- **DATASET ENTRIES**

^^^^

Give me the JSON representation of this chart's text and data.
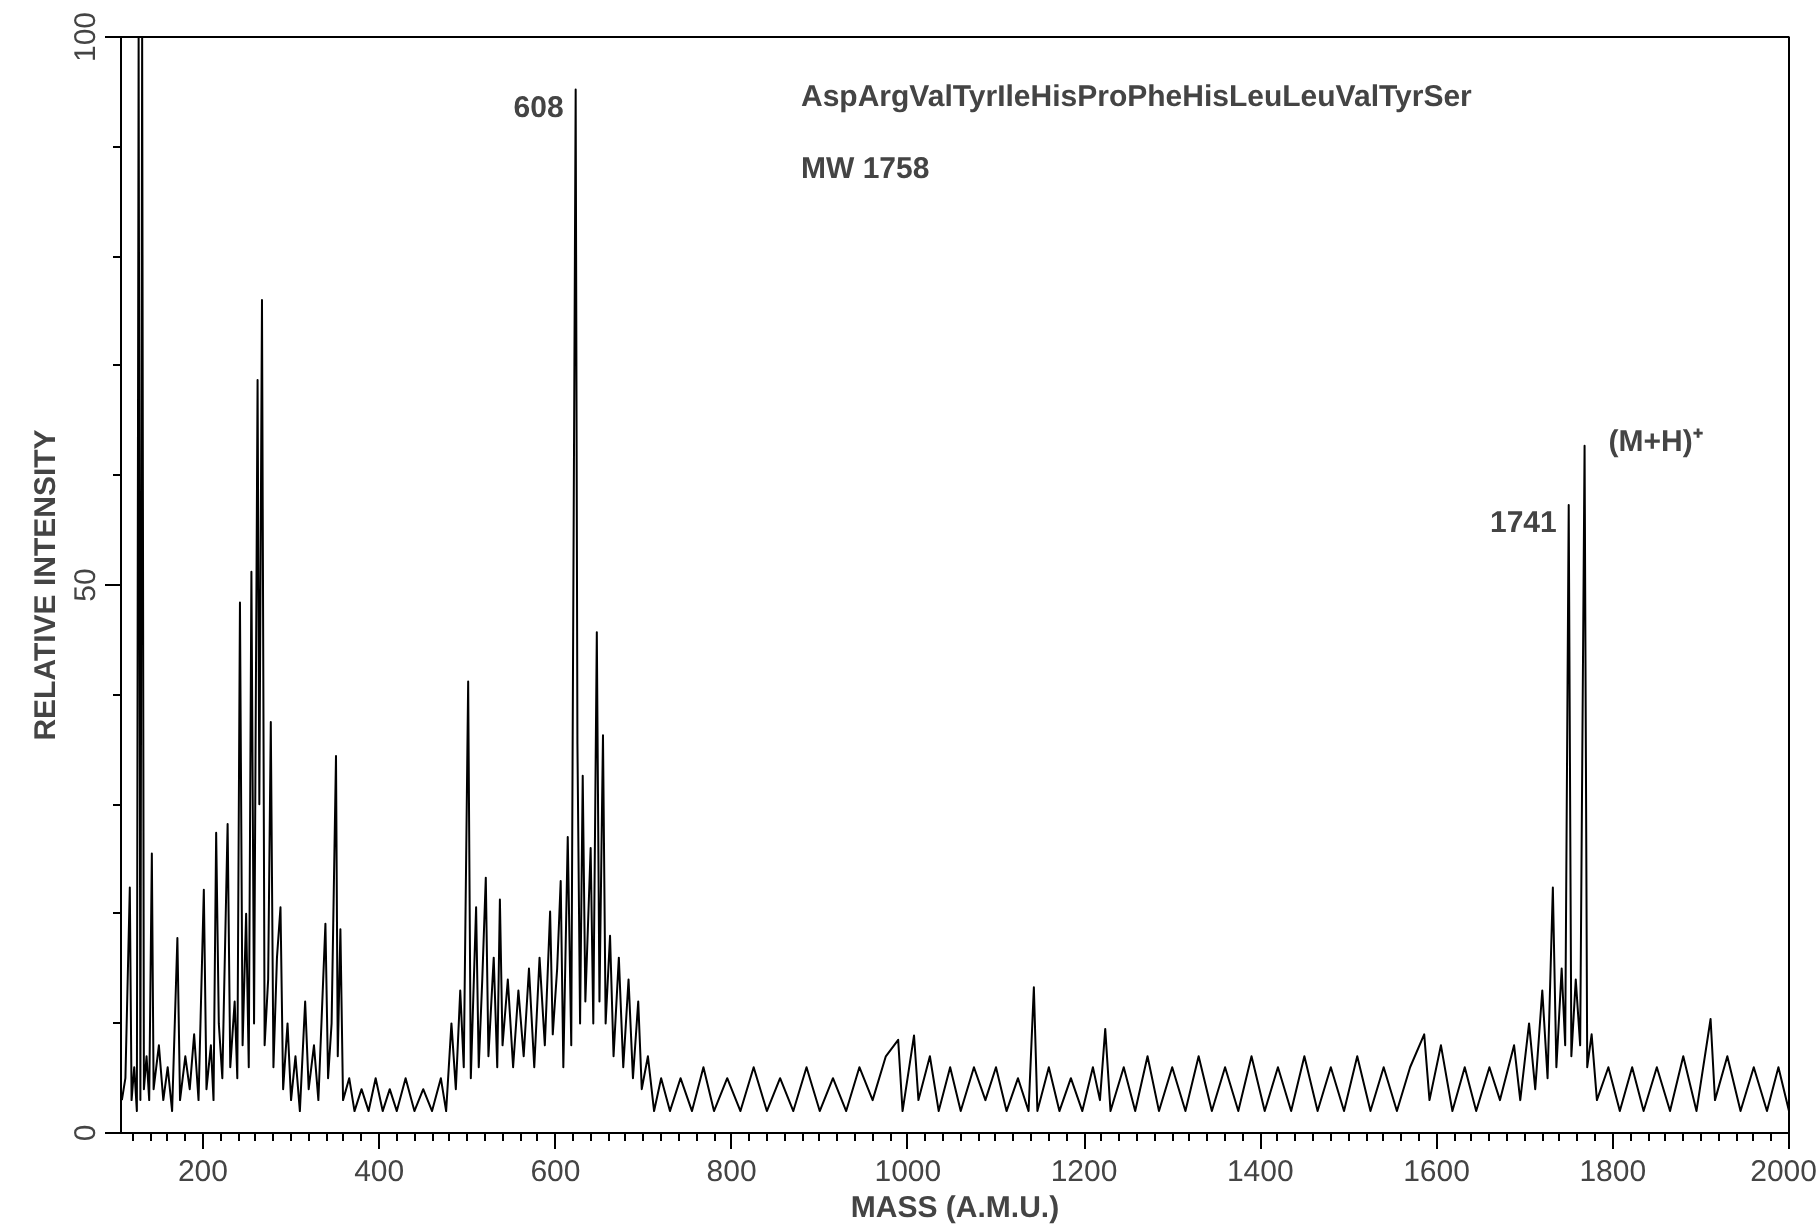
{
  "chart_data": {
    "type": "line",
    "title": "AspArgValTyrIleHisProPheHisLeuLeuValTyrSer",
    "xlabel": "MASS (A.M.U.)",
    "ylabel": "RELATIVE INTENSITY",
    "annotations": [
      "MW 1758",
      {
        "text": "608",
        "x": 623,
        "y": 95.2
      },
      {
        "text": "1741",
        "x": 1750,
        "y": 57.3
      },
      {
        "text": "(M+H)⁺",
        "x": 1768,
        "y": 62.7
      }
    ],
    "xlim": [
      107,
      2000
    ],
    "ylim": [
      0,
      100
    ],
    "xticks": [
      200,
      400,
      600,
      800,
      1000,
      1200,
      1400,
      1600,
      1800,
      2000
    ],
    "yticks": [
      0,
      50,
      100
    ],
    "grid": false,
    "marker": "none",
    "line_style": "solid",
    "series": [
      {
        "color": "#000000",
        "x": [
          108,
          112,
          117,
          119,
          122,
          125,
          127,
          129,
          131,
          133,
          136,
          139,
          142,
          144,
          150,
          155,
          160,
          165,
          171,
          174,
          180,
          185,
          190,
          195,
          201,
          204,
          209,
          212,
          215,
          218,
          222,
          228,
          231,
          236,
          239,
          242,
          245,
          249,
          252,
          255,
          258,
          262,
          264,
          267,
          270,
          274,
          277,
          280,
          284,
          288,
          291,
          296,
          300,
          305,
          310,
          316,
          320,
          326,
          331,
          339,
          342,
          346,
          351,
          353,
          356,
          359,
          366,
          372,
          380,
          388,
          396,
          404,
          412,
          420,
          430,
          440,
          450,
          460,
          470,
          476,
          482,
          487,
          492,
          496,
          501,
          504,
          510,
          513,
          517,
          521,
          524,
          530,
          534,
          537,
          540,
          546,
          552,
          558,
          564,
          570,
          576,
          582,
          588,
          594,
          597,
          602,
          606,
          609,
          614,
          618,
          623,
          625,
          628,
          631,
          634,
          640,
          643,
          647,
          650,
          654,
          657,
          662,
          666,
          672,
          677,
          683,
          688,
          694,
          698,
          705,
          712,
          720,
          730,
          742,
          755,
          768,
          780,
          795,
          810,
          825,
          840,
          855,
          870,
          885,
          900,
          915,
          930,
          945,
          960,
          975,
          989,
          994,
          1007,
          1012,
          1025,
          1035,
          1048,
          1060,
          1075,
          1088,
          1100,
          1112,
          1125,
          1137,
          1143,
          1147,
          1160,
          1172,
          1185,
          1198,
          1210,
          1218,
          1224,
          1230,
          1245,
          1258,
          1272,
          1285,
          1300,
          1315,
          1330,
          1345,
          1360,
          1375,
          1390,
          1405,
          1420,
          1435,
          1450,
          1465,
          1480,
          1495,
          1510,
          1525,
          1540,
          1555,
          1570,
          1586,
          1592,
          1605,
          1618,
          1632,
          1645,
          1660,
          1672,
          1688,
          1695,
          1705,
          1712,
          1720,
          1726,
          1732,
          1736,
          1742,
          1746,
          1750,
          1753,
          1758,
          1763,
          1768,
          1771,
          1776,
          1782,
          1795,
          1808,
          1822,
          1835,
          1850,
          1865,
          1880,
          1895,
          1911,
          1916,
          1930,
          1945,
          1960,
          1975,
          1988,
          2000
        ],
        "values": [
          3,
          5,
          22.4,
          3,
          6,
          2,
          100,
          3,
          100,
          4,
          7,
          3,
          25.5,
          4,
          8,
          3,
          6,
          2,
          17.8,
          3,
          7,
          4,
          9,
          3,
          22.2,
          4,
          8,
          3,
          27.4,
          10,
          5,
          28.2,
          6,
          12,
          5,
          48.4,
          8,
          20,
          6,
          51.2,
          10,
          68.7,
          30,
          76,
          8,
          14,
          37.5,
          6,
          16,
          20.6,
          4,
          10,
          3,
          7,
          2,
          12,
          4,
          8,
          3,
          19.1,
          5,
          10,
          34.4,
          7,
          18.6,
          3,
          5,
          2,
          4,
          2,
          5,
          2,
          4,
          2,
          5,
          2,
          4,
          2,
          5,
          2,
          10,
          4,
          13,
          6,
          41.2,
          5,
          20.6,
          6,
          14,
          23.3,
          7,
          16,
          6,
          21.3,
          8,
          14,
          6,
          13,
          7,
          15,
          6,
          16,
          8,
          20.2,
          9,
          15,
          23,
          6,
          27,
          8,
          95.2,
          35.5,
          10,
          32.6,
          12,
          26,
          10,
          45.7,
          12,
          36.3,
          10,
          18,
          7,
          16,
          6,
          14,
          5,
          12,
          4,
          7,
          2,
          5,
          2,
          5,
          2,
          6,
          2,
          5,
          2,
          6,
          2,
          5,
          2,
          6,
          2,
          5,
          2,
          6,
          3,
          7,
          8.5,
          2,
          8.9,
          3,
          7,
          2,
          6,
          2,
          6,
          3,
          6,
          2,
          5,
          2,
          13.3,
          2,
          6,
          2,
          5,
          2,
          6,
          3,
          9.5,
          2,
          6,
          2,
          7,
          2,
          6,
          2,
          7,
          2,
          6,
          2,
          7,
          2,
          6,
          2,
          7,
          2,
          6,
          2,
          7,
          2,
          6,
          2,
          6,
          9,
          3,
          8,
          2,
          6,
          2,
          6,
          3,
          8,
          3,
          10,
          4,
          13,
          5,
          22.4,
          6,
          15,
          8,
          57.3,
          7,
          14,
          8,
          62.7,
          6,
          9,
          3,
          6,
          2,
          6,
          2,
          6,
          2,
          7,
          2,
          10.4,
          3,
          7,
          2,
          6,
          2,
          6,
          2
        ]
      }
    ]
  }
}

^^^^

- **WHAT IS BEING ASKED**
The data above should be repeated exactly, minus any pictures.

- **EXPECTED OUTPUT**
Give me the JSON representation of this chart's text and data.
{
  "chart_data": {
    "type": "line",
    "title": "AspArgValTyrIleHisProPheHisLeuLeuValTyrSer",
    "xlabel": "MASS (A.M.U.)",
    "ylabel": "RELATIVE INTENSITY",
    "annotations": [
      "MW 1758",
      {
        "text": "608",
        "x": 623,
        "y": 95.2
      },
      {
        "text": "1741",
        "x": 1750,
        "y": 57.3
      },
      {
        "text": "(M+H)⁺",
        "x": 1768,
        "y": 62.7
      }
    ],
    "xlim": [
      107,
      2000
    ],
    "ylim": [
      0,
      100
    ],
    "xticks": [
      200,
      400,
      600,
      800,
      1000,
      1200,
      1400,
      1600,
      1800,
      2000
    ],
    "yticks": [
      0,
      50,
      100
    ],
    "grid": false,
    "marker": "none",
    "line_style": "solid",
    "series": [
      {
        "color": "#000000",
        "x": [
          108,
          112,
          117,
          119,
          122,
          125,
          127,
          129,
          131,
          133,
          136,
          139,
          142,
          144,
          150,
          155,
          160,
          165,
          171,
          174,
          180,
          185,
          190,
          195,
          201,
          204,
          209,
          212,
          215,
          218,
          222,
          228,
          231,
          236,
          239,
          242,
          245,
          249,
          252,
          255,
          258,
          262,
          264,
          267,
          270,
          274,
          277,
          280,
          284,
          288,
          291,
          296,
          300,
          305,
          310,
          316,
          320,
          326,
          331,
          339,
          342,
          346,
          351,
          353,
          356,
          359,
          366,
          372,
          380,
          388,
          396,
          404,
          412,
          420,
          430,
          440,
          450,
          460,
          470,
          476,
          482,
          487,
          492,
          496,
          501,
          504,
          510,
          513,
          517,
          521,
          524,
          530,
          534,
          537,
          540,
          546,
          552,
          558,
          564,
          570,
          576,
          582,
          588,
          594,
          597,
          602,
          606,
          609,
          614,
          618,
          623,
          625,
          628,
          631,
          634,
          640,
          643,
          647,
          650,
          654,
          657,
          662,
          666,
          672,
          677,
          683,
          688,
          694,
          698,
          705,
          712,
          720,
          730,
          742,
          755,
          768,
          780,
          795,
          810,
          825,
          840,
          855,
          870,
          885,
          900,
          915,
          930,
          945,
          960,
          975,
          989,
          994,
          1007,
          1012,
          1025,
          1035,
          1048,
          1060,
          1075,
          1088,
          1100,
          1112,
          1125,
          1137,
          1143,
          1147,
          1160,
          1172,
          1185,
          1198,
          1210,
          1218,
          1224,
          1230,
          1245,
          1258,
          1272,
          1285,
          1300,
          1315,
          1330,
          1345,
          1360,
          1375,
          1390,
          1405,
          1420,
          1435,
          1450,
          1465,
          1480,
          1495,
          1510,
          1525,
          1540,
          1555,
          1570,
          1586,
          1592,
          1605,
          1618,
          1632,
          1645,
          1660,
          1672,
          1688,
          1695,
          1705,
          1712,
          1720,
          1726,
          1732,
          1736,
          1742,
          1746,
          1750,
          1753,
          1758,
          1763,
          1768,
          1771,
          1776,
          1782,
          1795,
          1808,
          1822,
          1835,
          1850,
          1865,
          1880,
          1895,
          1911,
          1916,
          1930,
          1945,
          1960,
          1975,
          1988,
          2000
        ],
        "values": [
          3,
          5,
          22.4,
          3,
          6,
          2,
          100,
          3,
          100,
          4,
          7,
          3,
          25.5,
          4,
          8,
          3,
          6,
          2,
          17.8,
          3,
          7,
          4,
          9,
          3,
          22.2,
          4,
          8,
          3,
          27.4,
          10,
          5,
          28.2,
          6,
          12,
          5,
          48.4,
          8,
          20,
          6,
          51.2,
          10,
          68.7,
          30,
          76,
          8,
          14,
          37.5,
          6,
          16,
          20.6,
          4,
          10,
          3,
          7,
          2,
          12,
          4,
          8,
          3,
          19.1,
          5,
          10,
          34.4,
          7,
          18.6,
          3,
          5,
          2,
          4,
          2,
          5,
          2,
          4,
          2,
          5,
          2,
          4,
          2,
          5,
          2,
          10,
          4,
          13,
          6,
          41.2,
          5,
          20.6,
          6,
          14,
          23.3,
          7,
          16,
          6,
          21.3,
          8,
          14,
          6,
          13,
          7,
          15,
          6,
          16,
          8,
          20.2,
          9,
          15,
          23,
          6,
          27,
          8,
          95.2,
          35.5,
          10,
          32.6,
          12,
          26,
          10,
          45.7,
          12,
          36.3,
          10,
          18,
          7,
          16,
          6,
          14,
          5,
          12,
          4,
          7,
          2,
          5,
          2,
          5,
          2,
          6,
          2,
          5,
          2,
          6,
          2,
          5,
          2,
          6,
          2,
          5,
          2,
          6,
          3,
          7,
          8.5,
          2,
          8.9,
          3,
          7,
          2,
          6,
          2,
          6,
          3,
          6,
          2,
          5,
          2,
          13.3,
          2,
          6,
          2,
          5,
          2,
          6,
          3,
          9.5,
          2,
          6,
          2,
          7,
          2,
          6,
          2,
          7,
          2,
          6,
          2,
          7,
          2,
          6,
          2,
          7,
          2,
          6,
          2,
          7,
          2,
          6,
          2,
          6,
          9,
          3,
          8,
          2,
          6,
          2,
          6,
          3,
          8,
          3,
          10,
          4,
          13,
          5,
          22.4,
          6,
          15,
          8,
          57.3,
          7,
          14,
          8,
          62.7,
          6,
          9,
          3,
          6,
          2,
          6,
          2,
          6,
          2,
          7,
          2,
          10.4,
          3,
          7,
          2,
          6,
          2,
          6,
          2
        ]
      }
    ]
  }
}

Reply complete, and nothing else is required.